- SOURCE MATERIAL -
======

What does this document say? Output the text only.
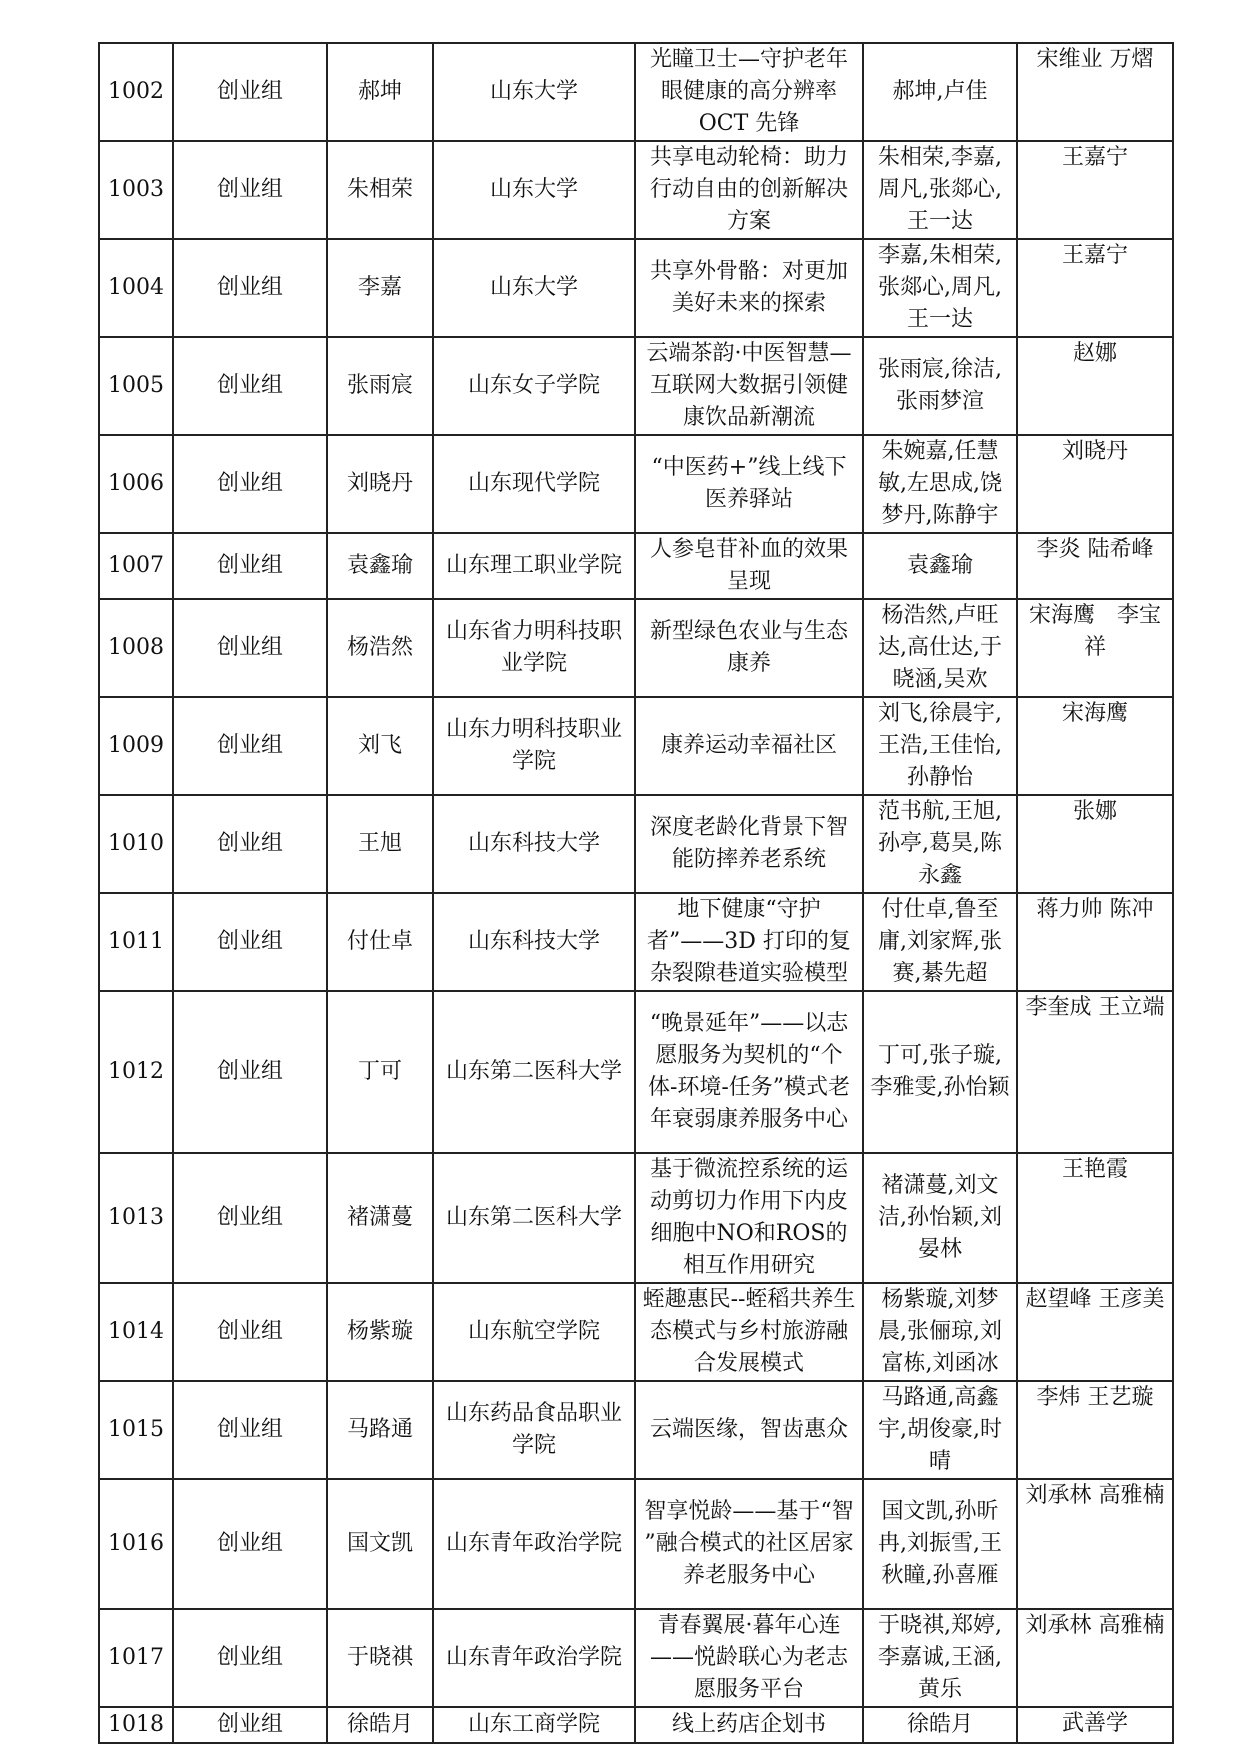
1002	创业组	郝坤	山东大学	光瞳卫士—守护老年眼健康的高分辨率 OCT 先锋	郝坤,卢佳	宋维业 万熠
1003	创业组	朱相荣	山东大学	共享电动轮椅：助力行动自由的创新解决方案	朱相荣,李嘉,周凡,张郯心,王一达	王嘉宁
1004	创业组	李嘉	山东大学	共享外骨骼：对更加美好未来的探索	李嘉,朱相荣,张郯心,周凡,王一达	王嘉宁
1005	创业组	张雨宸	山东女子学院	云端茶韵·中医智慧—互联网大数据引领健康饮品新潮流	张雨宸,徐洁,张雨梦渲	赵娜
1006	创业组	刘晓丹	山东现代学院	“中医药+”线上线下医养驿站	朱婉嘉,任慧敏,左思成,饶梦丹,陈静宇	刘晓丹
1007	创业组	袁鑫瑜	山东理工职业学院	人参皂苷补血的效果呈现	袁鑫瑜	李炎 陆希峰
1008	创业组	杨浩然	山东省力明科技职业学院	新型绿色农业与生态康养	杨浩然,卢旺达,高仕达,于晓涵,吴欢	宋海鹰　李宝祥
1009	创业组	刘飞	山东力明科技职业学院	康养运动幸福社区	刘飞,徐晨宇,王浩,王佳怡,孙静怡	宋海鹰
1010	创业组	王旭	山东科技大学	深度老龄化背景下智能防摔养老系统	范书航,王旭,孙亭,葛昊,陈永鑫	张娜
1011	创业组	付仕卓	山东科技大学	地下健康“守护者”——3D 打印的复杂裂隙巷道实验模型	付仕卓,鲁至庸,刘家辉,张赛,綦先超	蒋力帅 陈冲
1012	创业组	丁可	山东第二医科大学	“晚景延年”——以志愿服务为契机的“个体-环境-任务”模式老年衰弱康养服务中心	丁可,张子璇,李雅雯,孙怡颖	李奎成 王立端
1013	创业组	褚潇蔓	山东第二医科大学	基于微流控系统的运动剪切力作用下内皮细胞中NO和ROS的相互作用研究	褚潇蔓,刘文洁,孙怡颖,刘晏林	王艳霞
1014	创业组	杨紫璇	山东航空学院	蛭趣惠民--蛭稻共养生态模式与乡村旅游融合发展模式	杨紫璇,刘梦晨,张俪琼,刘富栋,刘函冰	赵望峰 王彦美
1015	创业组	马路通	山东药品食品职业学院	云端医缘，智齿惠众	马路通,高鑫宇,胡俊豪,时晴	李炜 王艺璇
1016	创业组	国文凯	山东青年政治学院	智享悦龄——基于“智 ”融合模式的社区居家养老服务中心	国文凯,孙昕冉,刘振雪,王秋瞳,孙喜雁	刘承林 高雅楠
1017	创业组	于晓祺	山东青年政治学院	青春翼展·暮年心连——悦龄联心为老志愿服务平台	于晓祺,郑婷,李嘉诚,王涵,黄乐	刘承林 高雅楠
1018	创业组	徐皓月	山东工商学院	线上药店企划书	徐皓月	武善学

======

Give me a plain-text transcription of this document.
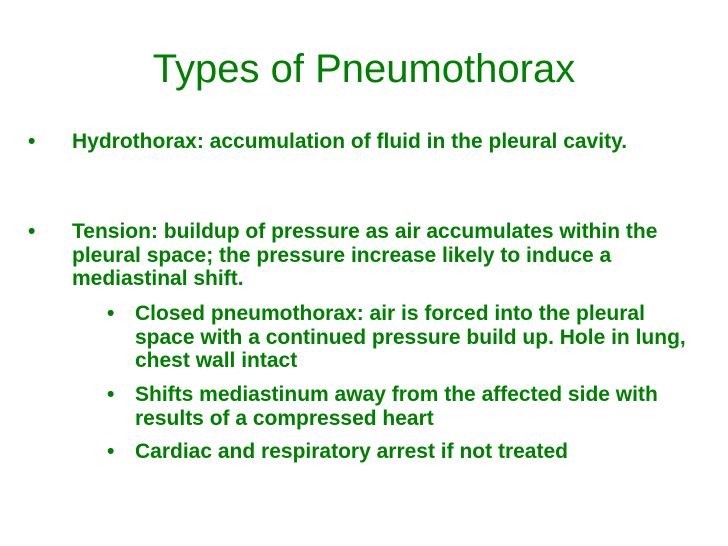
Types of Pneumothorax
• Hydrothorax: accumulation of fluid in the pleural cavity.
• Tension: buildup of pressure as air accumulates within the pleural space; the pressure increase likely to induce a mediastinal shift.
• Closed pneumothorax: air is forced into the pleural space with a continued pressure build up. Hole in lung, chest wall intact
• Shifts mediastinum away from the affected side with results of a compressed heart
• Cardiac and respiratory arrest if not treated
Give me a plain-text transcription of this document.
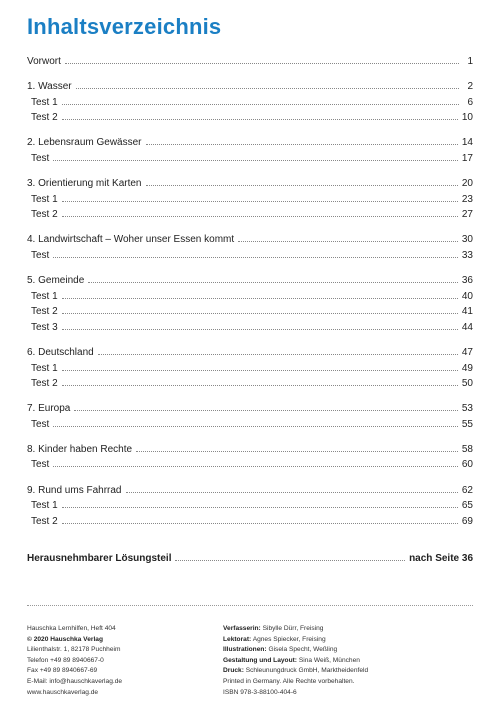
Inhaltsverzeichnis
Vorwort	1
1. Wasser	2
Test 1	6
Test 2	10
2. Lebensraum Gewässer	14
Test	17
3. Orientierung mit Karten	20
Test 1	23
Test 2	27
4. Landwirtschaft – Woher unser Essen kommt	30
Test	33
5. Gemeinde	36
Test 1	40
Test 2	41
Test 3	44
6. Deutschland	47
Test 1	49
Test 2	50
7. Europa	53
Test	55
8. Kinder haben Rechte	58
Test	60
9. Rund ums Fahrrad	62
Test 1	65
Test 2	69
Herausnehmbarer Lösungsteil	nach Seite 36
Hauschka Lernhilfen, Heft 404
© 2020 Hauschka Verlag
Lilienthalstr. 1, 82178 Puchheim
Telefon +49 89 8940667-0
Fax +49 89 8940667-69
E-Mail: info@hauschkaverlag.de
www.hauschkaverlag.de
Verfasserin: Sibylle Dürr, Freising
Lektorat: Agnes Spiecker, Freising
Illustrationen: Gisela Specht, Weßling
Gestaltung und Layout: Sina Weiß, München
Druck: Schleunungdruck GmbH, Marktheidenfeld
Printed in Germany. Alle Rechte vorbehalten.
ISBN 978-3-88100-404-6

======

- TASK REQUIREMENTS -
Copy out the lines in which the string "pleural" appears.

- FULL RESPONSE -
• Hydrothorax: accumulation of fluid in the pleural cavity.
• Tension: buildup of pressure as air accumulates within the pleural space; the pressure increase likely to induce a mediastinal shift.
• Closed pneumothorax: air is forced into the pleural space with a continued pressure build up. Hole in lung, chest wall intact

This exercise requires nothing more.